DESCRIPTION OF THE TASK:
Recast every line of the items below as a numbered list, skipping blank lines and leaving out the pictures.

Dataset items:
=-=-=

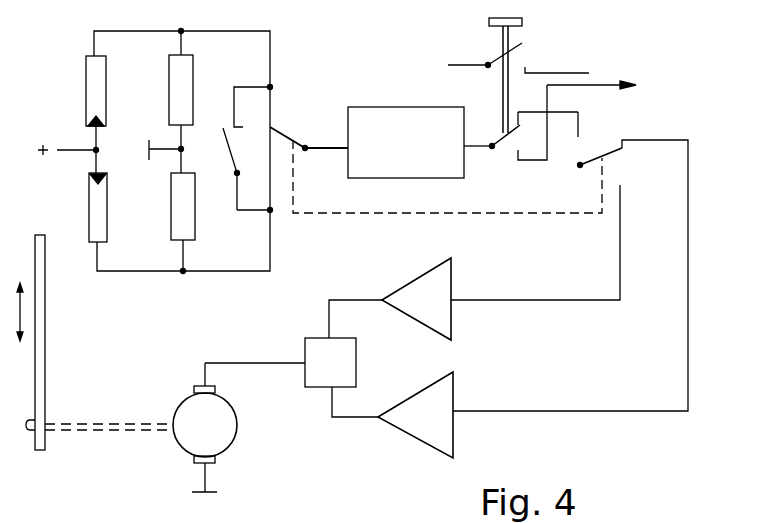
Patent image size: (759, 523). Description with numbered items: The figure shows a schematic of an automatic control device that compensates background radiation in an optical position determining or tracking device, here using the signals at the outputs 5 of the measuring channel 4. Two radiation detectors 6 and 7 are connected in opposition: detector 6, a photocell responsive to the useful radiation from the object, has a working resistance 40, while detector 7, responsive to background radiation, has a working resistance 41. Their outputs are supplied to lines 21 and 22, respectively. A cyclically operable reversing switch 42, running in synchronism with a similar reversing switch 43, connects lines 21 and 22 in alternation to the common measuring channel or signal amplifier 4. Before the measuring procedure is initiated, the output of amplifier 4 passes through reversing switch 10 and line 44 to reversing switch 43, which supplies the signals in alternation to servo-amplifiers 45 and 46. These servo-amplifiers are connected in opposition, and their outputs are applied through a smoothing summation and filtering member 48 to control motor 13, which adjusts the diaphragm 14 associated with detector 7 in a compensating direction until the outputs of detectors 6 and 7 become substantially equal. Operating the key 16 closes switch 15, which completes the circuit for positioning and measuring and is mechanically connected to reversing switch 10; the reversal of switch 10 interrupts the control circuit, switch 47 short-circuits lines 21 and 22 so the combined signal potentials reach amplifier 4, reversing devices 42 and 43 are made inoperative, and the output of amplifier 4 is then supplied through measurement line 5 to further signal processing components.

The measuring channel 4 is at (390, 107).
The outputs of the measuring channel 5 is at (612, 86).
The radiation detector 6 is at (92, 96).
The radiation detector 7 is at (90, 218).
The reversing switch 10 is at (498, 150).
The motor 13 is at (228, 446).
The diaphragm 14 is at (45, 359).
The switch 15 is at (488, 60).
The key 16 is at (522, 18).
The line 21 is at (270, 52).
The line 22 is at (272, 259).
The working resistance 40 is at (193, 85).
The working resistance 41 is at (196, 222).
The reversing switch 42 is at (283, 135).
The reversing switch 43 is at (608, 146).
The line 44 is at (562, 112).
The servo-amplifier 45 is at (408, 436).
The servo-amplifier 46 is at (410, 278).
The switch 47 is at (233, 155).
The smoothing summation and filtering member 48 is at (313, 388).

=-=-=

FINISHED TASK:
1. Patent image size: (759, 523). Description with numbered items: The figure shows a schematic of an automatic control device that compensates background radiation in an optical position determining or tracking device, here using the signals at the outputs 5 of the measuring channel 4. Two radiation detectors 6 and 7 are connected in opposition: detector 6, a photocell responsive to the useful radiation from the object, has a working resistance 40, while detector 7, responsive to background radiation, has a working resistance 41. Their outputs are supplied to lines 21 and 22, respectively. A cyclically operable reversing switch 42, running in synchronism with a similar reversing switch 43, connects lines 21 and 22 in alternation to the common measuring channel or signal amplifier 4. Before the measuring procedure is initiated, the output of amplifier 4 passes through reversing switch 10 and line 44 to reversing switch 43, which supplies the signals in alternation to servo-amplifiers 45 and 46. These servo-amplifiers are connected in opposition, and their outputs are applied through a smoothing summation and filtering member 48 to control motor 13, which adjusts the diaphragm 14 associated with detector 7 in a compensating direction until the outputs of detectors 6 and 7 become substantially equal. Operating the key 16 closes switch 15, which completes the circuit for positioning and measuring and is mechanically connected to reversing switch 10; the reversal of switch 10 interrupts the control circuit, switch 47 short-circuits lines 21 and 22 so the combined signal potentials reach amplifier 4, reversing devices 42 and 43 are made inoperative, and the output of amplifier 4 is then supplied through measurement line 5 to further signal processing components.
2. The measuring channel 4 is at (390, 107).
3. The outputs of the measuring channel 5 is at (612, 86).
4. The radiation detector 6 is at (92, 96).
5. The radiation detector 7 is at (90, 218).
6. The reversing switch 10 is at (498, 150).
7. The motor 13 is at (228, 446).
8. The diaphragm 14 is at (45, 359).
9. The switch 15 is at (488, 60).
10. The key 16 is at (522, 18).
11. The line 21 is at (270, 52).
12. The line 22 is at (272, 259).
13. The working resistance 40 is at (193, 85).
14. The working resistance 41 is at (196, 222).
15. The reversing switch 42 is at (283, 135).
16. The reversing switch 43 is at (608, 146).
17. The line 44 is at (562, 112).
18. The servo-amplifier 45 is at (408, 436).
19. The servo-amplifier 46 is at (410, 278).
20. The switch 47 is at (233, 155).
21. The smoothing summation and filtering member 48 is at (313, 388).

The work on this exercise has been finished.